What is expected:
Records follow. Copy every line with "description".

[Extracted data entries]
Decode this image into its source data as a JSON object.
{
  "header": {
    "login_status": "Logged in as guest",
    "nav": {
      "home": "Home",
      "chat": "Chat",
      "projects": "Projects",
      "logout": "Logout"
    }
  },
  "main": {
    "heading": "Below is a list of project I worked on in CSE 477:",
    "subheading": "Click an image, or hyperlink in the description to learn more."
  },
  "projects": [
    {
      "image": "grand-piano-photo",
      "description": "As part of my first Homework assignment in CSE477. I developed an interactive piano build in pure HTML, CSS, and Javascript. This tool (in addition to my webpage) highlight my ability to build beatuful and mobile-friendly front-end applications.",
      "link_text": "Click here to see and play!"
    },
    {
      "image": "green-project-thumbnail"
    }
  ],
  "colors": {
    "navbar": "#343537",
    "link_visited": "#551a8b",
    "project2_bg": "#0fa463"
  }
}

Output below:
    "subheading": "Click an image, or hyperlink in the description to learn more."
      "description": "As part of my first Homework assignment in CSE477. I developed an interactive piano build in pure HTML, CSS, and Javascript. This tool (in addition to my webpage) highlight my ability to build beatuful and mobile-friendly front-end applications.",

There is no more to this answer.